* REQUEST
Repeat the listing in full. Nothing may be added or left out.

* INPUT

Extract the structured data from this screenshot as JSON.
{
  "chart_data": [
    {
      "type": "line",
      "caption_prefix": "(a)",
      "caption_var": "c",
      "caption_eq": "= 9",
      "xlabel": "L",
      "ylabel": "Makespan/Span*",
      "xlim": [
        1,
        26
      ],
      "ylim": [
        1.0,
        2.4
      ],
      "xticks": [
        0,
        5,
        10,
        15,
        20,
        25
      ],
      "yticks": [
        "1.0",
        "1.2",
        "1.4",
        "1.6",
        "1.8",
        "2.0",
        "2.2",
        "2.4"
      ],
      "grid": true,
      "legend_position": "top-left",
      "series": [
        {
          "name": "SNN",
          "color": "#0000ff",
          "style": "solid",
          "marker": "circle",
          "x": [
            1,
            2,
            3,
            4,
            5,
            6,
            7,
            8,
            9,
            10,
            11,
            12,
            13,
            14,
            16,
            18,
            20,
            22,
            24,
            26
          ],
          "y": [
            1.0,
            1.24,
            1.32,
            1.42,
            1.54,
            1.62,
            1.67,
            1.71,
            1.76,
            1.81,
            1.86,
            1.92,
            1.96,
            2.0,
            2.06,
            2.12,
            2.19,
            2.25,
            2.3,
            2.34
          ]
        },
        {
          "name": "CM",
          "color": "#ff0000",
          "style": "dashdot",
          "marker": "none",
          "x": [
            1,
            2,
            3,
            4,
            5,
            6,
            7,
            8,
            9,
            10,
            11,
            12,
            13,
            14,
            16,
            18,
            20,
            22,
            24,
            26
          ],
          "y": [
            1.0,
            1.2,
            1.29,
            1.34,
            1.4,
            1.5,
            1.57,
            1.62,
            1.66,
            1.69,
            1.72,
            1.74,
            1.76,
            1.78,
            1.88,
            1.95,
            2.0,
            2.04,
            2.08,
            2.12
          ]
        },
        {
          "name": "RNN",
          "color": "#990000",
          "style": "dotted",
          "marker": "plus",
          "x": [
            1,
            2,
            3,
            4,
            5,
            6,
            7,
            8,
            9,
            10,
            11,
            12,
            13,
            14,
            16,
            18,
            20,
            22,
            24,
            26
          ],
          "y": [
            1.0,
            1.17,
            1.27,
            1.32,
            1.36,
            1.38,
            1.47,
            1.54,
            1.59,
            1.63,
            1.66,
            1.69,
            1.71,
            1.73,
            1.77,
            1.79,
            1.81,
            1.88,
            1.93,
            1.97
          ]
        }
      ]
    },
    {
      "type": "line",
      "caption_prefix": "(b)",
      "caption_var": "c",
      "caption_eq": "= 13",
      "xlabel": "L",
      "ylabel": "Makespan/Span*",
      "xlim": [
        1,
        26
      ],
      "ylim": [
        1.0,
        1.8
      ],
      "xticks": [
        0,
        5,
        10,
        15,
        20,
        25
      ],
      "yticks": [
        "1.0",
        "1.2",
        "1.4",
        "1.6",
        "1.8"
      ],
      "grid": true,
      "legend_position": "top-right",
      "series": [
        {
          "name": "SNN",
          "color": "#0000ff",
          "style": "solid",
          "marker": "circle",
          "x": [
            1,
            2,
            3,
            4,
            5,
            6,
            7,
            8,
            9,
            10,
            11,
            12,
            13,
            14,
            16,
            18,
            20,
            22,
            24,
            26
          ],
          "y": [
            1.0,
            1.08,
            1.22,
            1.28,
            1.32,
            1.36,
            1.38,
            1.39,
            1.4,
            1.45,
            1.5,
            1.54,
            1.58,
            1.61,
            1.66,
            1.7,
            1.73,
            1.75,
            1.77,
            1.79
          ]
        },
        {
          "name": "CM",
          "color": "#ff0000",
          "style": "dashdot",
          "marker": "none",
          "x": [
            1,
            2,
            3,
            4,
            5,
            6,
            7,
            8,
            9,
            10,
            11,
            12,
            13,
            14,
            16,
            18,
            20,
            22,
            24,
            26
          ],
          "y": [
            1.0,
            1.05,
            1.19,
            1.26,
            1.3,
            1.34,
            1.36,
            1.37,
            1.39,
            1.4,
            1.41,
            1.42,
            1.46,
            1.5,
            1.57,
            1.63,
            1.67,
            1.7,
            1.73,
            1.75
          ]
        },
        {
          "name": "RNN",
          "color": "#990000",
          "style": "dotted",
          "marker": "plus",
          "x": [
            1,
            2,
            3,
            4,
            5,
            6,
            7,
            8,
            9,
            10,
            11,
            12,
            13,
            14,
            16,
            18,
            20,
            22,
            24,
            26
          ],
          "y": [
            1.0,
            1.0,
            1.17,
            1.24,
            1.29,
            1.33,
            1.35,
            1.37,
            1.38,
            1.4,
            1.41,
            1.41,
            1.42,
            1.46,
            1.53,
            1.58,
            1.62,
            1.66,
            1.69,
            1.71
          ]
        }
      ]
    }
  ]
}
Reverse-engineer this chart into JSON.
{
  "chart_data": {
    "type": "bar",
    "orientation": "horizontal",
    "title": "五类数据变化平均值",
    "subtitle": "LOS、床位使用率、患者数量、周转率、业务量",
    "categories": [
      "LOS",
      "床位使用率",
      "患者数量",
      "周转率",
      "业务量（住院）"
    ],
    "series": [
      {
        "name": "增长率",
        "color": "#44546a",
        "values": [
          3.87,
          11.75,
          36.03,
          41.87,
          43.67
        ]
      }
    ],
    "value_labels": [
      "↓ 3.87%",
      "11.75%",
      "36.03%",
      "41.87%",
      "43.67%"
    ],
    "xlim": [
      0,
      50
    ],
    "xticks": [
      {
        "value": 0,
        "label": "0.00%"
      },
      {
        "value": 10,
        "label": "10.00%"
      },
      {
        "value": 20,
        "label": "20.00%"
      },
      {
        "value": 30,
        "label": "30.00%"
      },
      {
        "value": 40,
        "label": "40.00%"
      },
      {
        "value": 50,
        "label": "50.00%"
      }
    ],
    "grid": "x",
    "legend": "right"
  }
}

* FINAL ANSWER
Extract the structured data from this screenshot as JSON.
{
  "chart_data": [
    {
      "type": "line",
      "caption_prefix": "(a)",
      "caption_var": "c",
      "caption_eq": "= 9",
      "xlabel": "L",
      "ylabel": "Makespan/Span*",
      "xlim": [
        1,
        26
      ],
      "ylim": [
        1.0,
        2.4
      ],
      "xticks": [
        0,
        5,
        10,
        15,
        20,
        25
      ],
      "yticks": [
        "1.0",
        "1.2",
        "1.4",
        "1.6",
        "1.8",
        "2.0",
        "2.2",
        "2.4"
      ],
      "grid": true,
      "legend_position": "top-left",
      "series": [
        {
          "name": "SNN",
          "color": "#0000ff",
          "style": "solid",
          "marker": "circle",
          "x": [
            1,
            2,
            3,
            4,
            5,
            6,
            7,
            8,
            9,
            10,
            11,
            12,
            13,
            14,
            16,
            18,
            20,
            22,
            24,
            26
          ],
          "y": [
            1.0,
            1.24,
            1.32,
            1.42,
            1.54,
            1.62,
            1.67,
            1.71,
            1.76,
            1.81,
            1.86,
            1.92,
            1.96,
            2.0,
            2.06,
            2.12,
            2.19,
            2.25,
            2.3,
            2.34
          ]
        },
        {
          "name": "CM",
          "color": "#ff0000",
          "style": "dashdot",
          "marker": "none",
          "x": [
            1,
            2,
            3,
            4,
            5,
            6,
            7,
            8,
            9,
            10,
            11,
            12,
            13,
            14,
            16,
            18,
            20,
            22,
            24,
            26
          ],
          "y": [
            1.0,
            1.2,
            1.29,
            1.34,
            1.4,
            1.5,
            1.57,
            1.62,
            1.66,
            1.69,
            1.72,
            1.74,
            1.76,
            1.78,
            1.88,
            1.95,
            2.0,
            2.04,
            2.08,
            2.12
          ]
        },
        {
          "name": "RNN",
          "color": "#990000",
          "style": "dotted",
          "marker": "plus",
          "x": [
            1,
            2,
            3,
            4,
            5,
            6,
            7,
            8,
            9,
            10,
            11,
            12,
            13,
            14,
            16,
            18,
            20,
            22,
            24,
            26
          ],
          "y": [
            1.0,
            1.17,
            1.27,
            1.32,
            1.36,
            1.38,
            1.47,
            1.54,
            1.59,
            1.63,
            1.66,
            1.69,
            1.71,
            1.73,
            1.77,
            1.79,
            1.81,
            1.88,
            1.93,
            1.97
          ]
        }
      ]
    },
    {
      "type": "line",
      "caption_prefix": "(b)",
      "caption_var": "c",
      "caption_eq": "= 13",
      "xlabel": "L",
      "ylabel": "Makespan/Span*",
      "xlim": [
        1,
        26
      ],
      "ylim": [
        1.0,
        1.8
      ],
      "xticks": [
        0,
        5,
        10,
        15,
        20,
        25
      ],
      "yticks": [
        "1.0",
        "1.2",
        "1.4",
        "1.6",
        "1.8"
      ],
      "grid": true,
      "legend_position": "top-right",
      "series": [
        {
          "name": "SNN",
          "color": "#0000ff",
          "style": "solid",
          "marker": "circle",
          "x": [
            1,
            2,
            3,
            4,
            5,
            6,
            7,
            8,
            9,
            10,
            11,
            12,
            13,
            14,
            16,
            18,
            20,
            22,
            24,
            26
          ],
          "y": [
            1.0,
            1.08,
            1.22,
            1.28,
            1.32,
            1.36,
            1.38,
            1.39,
            1.4,
            1.45,
            1.5,
            1.54,
            1.58,
            1.61,
            1.66,
            1.7,
            1.73,
            1.75,
            1.77,
            1.79
          ]
        },
        {
          "name": "CM",
          "color": "#ff0000",
          "style": "dashdot",
          "marker": "none",
          "x": [
            1,
            2,
            3,
            4,
            5,
            6,
            7,
            8,
            9,
            10,
            11,
            12,
            13,
            14,
            16,
            18,
            20,
            22,
            24,
            26
          ],
          "y": [
            1.0,
            1.05,
            1.19,
            1.26,
            1.3,
            1.34,
            1.36,
            1.37,
            1.39,
            1.4,
            1.41,
            1.42,
            1.46,
            1.5,
            1.57,
            1.63,
            1.67,
            1.7,
            1.73,
            1.75
          ]
        },
        {
          "name": "RNN",
          "color": "#990000",
          "style": "dotted",
          "marker": "plus",
          "x": [
            1,
            2,
            3,
            4,
            5,
            6,
            7,
            8,
            9,
            10,
            11,
            12,
            13,
            14,
            16,
            18,
            20,
            22,
            24,
            26
          ],
          "y": [
            1.0,
            1.0,
            1.17,
            1.24,
            1.29,
            1.33,
            1.35,
            1.37,
            1.38,
            1.4,
            1.41,
            1.41,
            1.42,
            1.46,
            1.53,
            1.58,
            1.62,
            1.66,
            1.69,
            1.71
          ]
        }
      ]
    }
  ]
}
Reverse-engineer this chart into JSON.
{
  "chart_data": {
    "type": "bar",
    "orientation": "horizontal",
    "title": "五类数据变化平均值",
    "subtitle": "LOS、床位使用率、患者数量、周转率、业务量",
    "categories": [
      "LOS",
      "床位使用率",
      "患者数量",
      "周转率",
      "业务量（住院）"
    ],
    "series": [
      {
        "name": "增长率",
        "color": "#44546a",
        "values": [
          3.87,
          11.75,
          36.03,
          41.87,
          43.67
        ]
      }
    ],
    "value_labels": [
      "↓ 3.87%",
      "11.75%",
      "36.03%",
      "41.87%",
      "43.67%"
    ],
    "xlim": [
      0,
      50
    ],
    "xticks": [
      {
        "value": 0,
        "label": "0.00%"
      },
      {
        "value": 10,
        "label": "10.00%"
      },
      {
        "value": 20,
        "label": "20.00%"
      },
      {
        "value": 30,
        "label": "30.00%"
      },
      {
        "value": 40,
        "label": "40.00%"
      },
      {
        "value": 50,
        "label": "50.00%"
      }
    ],
    "grid": "x",
    "legend": "right"
  }
}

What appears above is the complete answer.